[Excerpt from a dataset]
□ □ □ □
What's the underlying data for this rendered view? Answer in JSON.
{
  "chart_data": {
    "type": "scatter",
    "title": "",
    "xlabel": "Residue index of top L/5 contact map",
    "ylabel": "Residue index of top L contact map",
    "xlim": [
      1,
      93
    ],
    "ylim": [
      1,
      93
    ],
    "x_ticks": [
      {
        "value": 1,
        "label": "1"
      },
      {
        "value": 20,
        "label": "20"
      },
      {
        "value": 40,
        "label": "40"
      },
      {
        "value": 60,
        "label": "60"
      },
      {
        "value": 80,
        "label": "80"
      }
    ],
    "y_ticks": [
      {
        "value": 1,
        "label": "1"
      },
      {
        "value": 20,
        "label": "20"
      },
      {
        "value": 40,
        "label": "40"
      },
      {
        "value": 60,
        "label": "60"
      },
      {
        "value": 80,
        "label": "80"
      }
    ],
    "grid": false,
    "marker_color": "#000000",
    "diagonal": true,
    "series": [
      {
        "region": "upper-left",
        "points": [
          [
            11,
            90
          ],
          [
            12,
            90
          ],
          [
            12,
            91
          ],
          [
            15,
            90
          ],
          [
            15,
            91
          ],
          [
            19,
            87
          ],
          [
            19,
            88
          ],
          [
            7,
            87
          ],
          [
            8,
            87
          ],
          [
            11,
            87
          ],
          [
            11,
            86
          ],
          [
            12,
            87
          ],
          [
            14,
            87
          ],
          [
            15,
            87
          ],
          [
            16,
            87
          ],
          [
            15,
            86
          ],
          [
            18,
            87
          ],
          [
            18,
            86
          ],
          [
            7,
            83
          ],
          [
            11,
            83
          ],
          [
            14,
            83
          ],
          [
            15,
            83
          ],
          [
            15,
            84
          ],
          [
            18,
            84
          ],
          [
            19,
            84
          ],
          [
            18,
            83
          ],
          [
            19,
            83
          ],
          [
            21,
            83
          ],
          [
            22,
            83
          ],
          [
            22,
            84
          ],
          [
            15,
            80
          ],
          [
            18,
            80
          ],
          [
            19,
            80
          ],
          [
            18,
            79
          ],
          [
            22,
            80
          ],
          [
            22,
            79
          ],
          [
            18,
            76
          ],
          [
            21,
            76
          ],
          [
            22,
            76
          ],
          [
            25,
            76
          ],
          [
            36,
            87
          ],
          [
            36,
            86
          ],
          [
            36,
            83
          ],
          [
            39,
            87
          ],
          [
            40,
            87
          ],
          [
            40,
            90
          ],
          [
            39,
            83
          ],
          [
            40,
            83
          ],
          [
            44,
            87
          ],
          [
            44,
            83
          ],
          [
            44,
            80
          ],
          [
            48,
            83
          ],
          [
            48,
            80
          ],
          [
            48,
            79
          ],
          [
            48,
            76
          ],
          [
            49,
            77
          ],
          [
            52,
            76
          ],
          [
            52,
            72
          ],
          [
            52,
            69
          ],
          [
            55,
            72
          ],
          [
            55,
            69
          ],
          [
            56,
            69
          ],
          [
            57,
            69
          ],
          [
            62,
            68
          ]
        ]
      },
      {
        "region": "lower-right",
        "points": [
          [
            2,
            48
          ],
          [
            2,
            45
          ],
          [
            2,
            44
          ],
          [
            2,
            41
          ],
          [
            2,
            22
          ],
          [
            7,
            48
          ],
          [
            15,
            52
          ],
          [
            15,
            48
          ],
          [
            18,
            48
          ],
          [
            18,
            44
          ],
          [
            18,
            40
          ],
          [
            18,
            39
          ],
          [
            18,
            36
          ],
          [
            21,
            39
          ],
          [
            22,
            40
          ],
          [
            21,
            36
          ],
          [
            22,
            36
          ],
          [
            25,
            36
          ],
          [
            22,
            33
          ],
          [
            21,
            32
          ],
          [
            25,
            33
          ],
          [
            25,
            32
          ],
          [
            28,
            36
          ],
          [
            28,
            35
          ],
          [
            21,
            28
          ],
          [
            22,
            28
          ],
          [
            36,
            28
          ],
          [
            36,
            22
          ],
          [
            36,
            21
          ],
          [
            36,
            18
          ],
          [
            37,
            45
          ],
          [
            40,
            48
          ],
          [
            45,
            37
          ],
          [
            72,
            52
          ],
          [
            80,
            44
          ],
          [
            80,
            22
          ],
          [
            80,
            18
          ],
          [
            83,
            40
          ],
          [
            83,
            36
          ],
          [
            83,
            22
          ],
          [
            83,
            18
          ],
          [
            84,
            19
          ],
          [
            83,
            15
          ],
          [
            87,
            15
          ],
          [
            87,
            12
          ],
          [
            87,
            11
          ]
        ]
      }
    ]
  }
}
□ □ □ □
*TASK PROMPT*: Reproduce every line of the material above exactly.

*ANSWER*:
What's the underlying data for this rendered view? Answer in JSON.
{
  "chart_data": {
    "type": "scatter",
    "title": "",
    "xlabel": "Residue index of top L/5 contact map",
    "ylabel": "Residue index of top L contact map",
    "xlim": [
      1,
      93
    ],
    "ylim": [
      1,
      93
    ],
    "x_ticks": [
      {
        "value": 1,
        "label": "1"
      },
      {
        "value": 20,
        "label": "20"
      },
      {
        "value": 40,
        "label": "40"
      },
      {
        "value": 60,
        "label": "60"
      },
      {
        "value": 80,
        "label": "80"
      }
    ],
    "y_ticks": [
      {
        "value": 1,
        "label": "1"
      },
      {
        "value": 20,
        "label": "20"
      },
      {
        "value": 40,
        "label": "40"
      },
      {
        "value": 60,
        "label": "60"
      },
      {
        "value": 80,
        "label": "80"
      }
    ],
    "grid": false,
    "marker_color": "#000000",
    "diagonal": true,
    "series": [
      {
        "region": "upper-left",
        "points": [
          [
            11,
            90
          ],
          [
            12,
            90
          ],
          [
            12,
            91
          ],
          [
            15,
            90
          ],
          [
            15,
            91
          ],
          [
            19,
            87
          ],
          [
            19,
            88
          ],
          [
            7,
            87
          ],
          [
            8,
            87
          ],
          [
            11,
            87
          ],
          [
            11,
            86
          ],
          [
            12,
            87
          ],
          [
            14,
            87
          ],
          [
            15,
            87
          ],
          [
            16,
            87
          ],
          [
            15,
            86
          ],
          [
            18,
            87
          ],
          [
            18,
            86
          ],
          [
            7,
            83
          ],
          [
            11,
            83
          ],
          [
            14,
            83
          ],
          [
            15,
            83
          ],
          [
            15,
            84
          ],
          [
            18,
            84
          ],
          [
            19,
            84
          ],
          [
            18,
            83
          ],
          [
            19,
            83
          ],
          [
            21,
            83
          ],
          [
            22,
            83
          ],
          [
            22,
            84
          ],
          [
            15,
            80
          ],
          [
            18,
            80
          ],
          [
            19,
            80
          ],
          [
            18,
            79
          ],
          [
            22,
            80
          ],
          [
            22,
            79
          ],
          [
            18,
            76
          ],
          [
            21,
            76
          ],
          [
            22,
            76
          ],
          [
            25,
            76
          ],
          [
            36,
            87
          ],
          [
            36,
            86
          ],
          [
            36,
            83
          ],
          [
            39,
            87
          ],
          [
            40,
            87
          ],
          [
            40,
            90
          ],
          [
            39,
            83
          ],
          [
            40,
            83
          ],
          [
            44,
            87
          ],
          [
            44,
            83
          ],
          [
            44,
            80
          ],
          [
            48,
            83
          ],
          [
            48,
            80
          ],
          [
            48,
            79
          ],
          [
            48,
            76
          ],
          [
            49,
            77
          ],
          [
            52,
            76
          ],
          [
            52,
            72
          ],
          [
            52,
            69
          ],
          [
            55,
            72
          ],
          [
            55,
            69
          ],
          [
            56,
            69
          ],
          [
            57,
            69
          ],
          [
            62,
            68
          ]
        ]
      },
      {
        "region": "lower-right",
        "points": [
          [
            2,
            48
          ],
          [
            2,
            45
          ],
          [
            2,
            44
          ],
          [
            2,
            41
          ],
          [
            2,
            22
          ],
          [
            7,
            48
          ],
          [
            15,
            52
          ],
          [
            15,
            48
          ],
          [
            18,
            48
          ],
          [
            18,
            44
          ],
          [
            18,
            40
          ],
          [
            18,
            39
          ],
          [
            18,
            36
          ],
          [
            21,
            39
          ],
          [
            22,
            40
          ],
          [
            21,
            36
          ],
          [
            22,
            36
          ],
          [
            25,
            36
          ],
          [
            22,
            33
          ],
          [
            21,
            32
          ],
          [
            25,
            33
          ],
          [
            25,
            32
          ],
          [
            28,
            36
          ],
          [
            28,
            35
          ],
          [
            21,
            28
          ],
          [
            22,
            28
          ],
          [
            36,
            28
          ],
          [
            36,
            22
          ],
          [
            36,
            21
          ],
          [
            36,
            18
          ],
          [
            37,
            45
          ],
          [
            40,
            48
          ],
          [
            45,
            37
          ],
          [
            72,
            52
          ],
          [
            80,
            44
          ],
          [
            80,
            22
          ],
          [
            80,
            18
          ],
          [
            83,
            40
          ],
          [
            83,
            36
          ],
          [
            83,
            22
          ],
          [
            83,
            18
          ],
          [
            84,
            19
          ],
          [
            83,
            15
          ],
          [
            87,
            15
          ],
          [
            87,
            12
          ],
          [
            87,
            11
          ]
        ]
      }
    ]
  }
}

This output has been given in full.